■ Exercise brief: Copy out all lines where "Niña" appears.
::::::
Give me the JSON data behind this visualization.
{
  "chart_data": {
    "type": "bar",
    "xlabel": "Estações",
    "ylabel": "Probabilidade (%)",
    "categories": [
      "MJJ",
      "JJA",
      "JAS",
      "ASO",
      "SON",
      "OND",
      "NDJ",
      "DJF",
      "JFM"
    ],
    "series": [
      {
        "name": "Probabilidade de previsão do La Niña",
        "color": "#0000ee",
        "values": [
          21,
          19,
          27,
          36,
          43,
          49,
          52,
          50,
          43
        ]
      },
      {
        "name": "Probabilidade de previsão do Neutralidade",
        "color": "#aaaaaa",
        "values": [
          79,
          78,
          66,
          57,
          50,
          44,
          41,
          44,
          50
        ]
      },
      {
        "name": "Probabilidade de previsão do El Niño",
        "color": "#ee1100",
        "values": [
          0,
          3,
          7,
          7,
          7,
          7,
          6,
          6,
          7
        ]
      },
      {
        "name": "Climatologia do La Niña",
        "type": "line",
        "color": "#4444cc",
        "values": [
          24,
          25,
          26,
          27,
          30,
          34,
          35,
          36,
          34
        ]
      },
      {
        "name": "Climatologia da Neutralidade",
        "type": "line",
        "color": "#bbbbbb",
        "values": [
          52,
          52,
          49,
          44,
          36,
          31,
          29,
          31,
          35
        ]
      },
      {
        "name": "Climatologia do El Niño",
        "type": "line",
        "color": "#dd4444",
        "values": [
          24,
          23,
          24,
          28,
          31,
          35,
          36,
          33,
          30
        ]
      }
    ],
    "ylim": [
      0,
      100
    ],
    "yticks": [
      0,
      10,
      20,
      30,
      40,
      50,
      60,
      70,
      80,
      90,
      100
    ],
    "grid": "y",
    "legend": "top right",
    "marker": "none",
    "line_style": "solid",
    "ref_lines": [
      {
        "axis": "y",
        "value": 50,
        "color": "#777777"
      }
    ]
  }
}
::::::
■ Final result:
        "name": "Probabilidade de previsão do La Niña",
        "name": "Climatologia do La Niña",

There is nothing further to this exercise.